Stored entries
/---
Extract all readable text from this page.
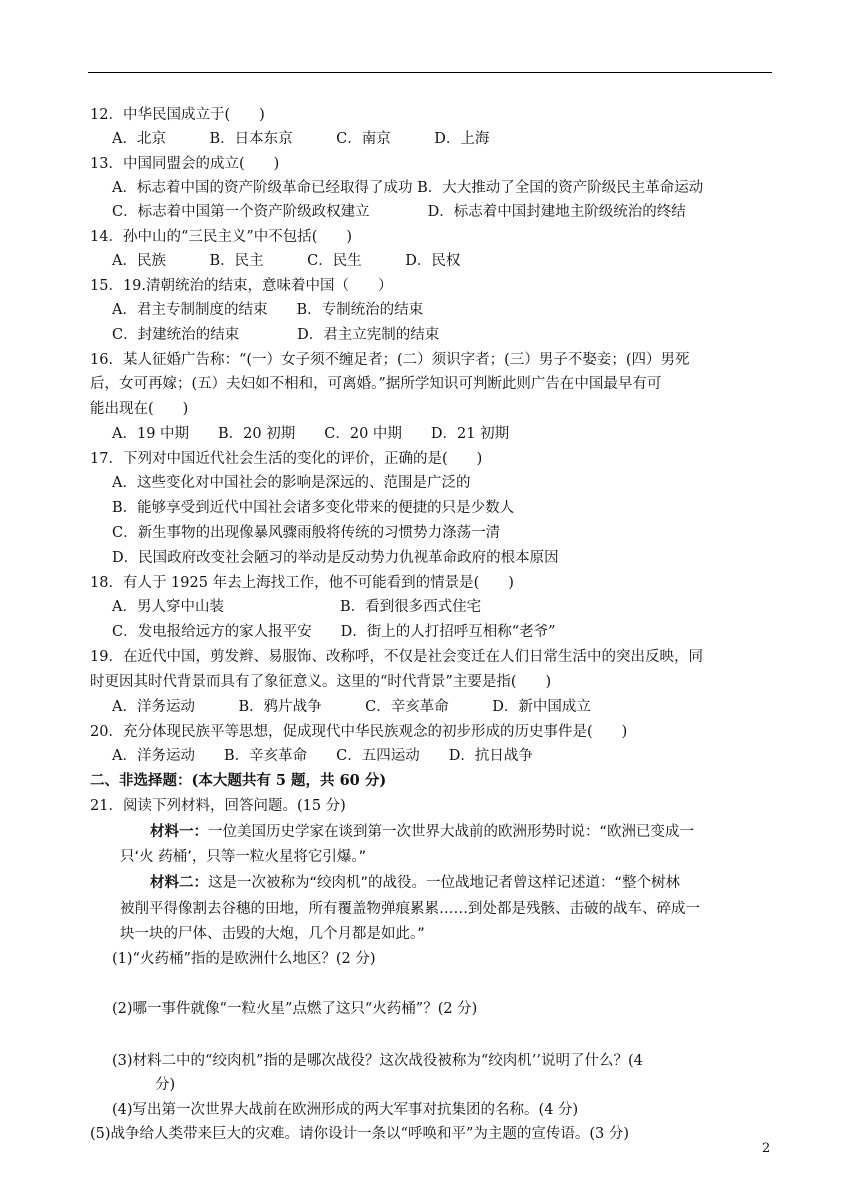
12．中华民国成立于(　　)
A．北京　　　B．日本东京　　　C．南京　　　D．上海
13．中国同盟会的成立(　　)
A．标志着中国的资产阶级革命已经取得了成功 B．大大推动了全国的资产阶级民主革命运动
C．标志着中国第一个资产阶级政权建立　　　　D．标志着中国封建地主阶级统治的终结
14．孙中山的“三民主义”中不包括(　　)
A．民族　　　B．民主　　　C．民生　　　D．民权
15．19.清朝统治的结束，意味着中国（　　）
A．君主专制制度的结束　　B．专制统治的结束
C．封建统治的结束　　　　D．君主立宪制的结束
16．某人征婚广告称：“(一）女子须不缠足者；(二）须识字者；(三）男子不娶妾；(四）男死
后，女可再嫁；(五）夫妇如不相和，可离婚。”据所学知识可判断此则广告在中国最早有可
能出现在(　　)
A．19 中期　　B．20 初期　　C．20 中期　　D．21 初期
17．下列对中国近代社会生活的变化的评价，正确的是(　　)
A．这些变化对中国社会的影响是深远的、范围是广泛的
B．能够享受到近代中国社会诸多变化带来的便捷的只是少数人
C．新生事物的出现像暴风骤雨般将传统的习惯势力涤荡一清
D．民国政府改变社会陋习的举动是反动势力仇视革命政府的根本原因
18．有人于 1925 年去上海找工作，他不可能看到的情景是(　　)
A．男人穿中山装　　　　　　　　B．看到很多西式住宅
C．发电报给远方的家人报平安　　D．街上的人打招呼互相称“老爷”
19．在近代中国，剪发辫、易服饰、改称呼，不仅是社会变迁在人们日常生活中的突出反映，同
时更因其时代背景而具有了象征意义。这里的“时代背景”主要是指(　　)
A．洋务运动　　　B．鸦片战争　　　C．辛亥革命　　　D．新中国成立
20．充分体现民族平等思想，促成现代中华民族观念的初步形成的历史事件是(　　)
A．洋务运动　　B．辛亥革命　　C．五四运动　　D．抗日战争
二、非选择题：(本大题共有 5 题，共 60 分)
21．阅读下列材料，回答问题。(15 分)
材料一：一位美国历史学家在谈到第一次世界大战前的欧洲形势时说：“欧洲已变成一
只‘火 药桶’，只等一粒火星将它引爆。”
材料二：这是一次被称为“绞肉机”的战役。一位战地记者曾这样记述道：“整个树林
被削平得像割去谷穗的田地，所有覆盖物弹痕累累……到处都是残骸、击破的战车、碎成一
块一块的尸体、击毁的大炮，几个月都是如此。”
(1)“火药桶”指的是欧洲什么地区？(2 分)
(2)哪一事件就像“一粒火星”点燃了这只“火药桶”？(2 分)
(3)材料二中的“绞肉机”指的是哪次战役？这次战役被称为“绞肉机’’说明了什么？(4
分)
(4)写出第一次世界大战前在欧洲形成的两大军事对抗集团的名称。(4 分)
(5)战争给人类带来巨大的灾难。请你设计一条以“呼唤和平”为主题的宣传语。(3 分)
2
\---
WHAT THE TASK REQUIRES:
Work out how many lines of the listing above include the word "辛亥革命". Report only the number.

ANSWER TO THIS EXERCISE:
2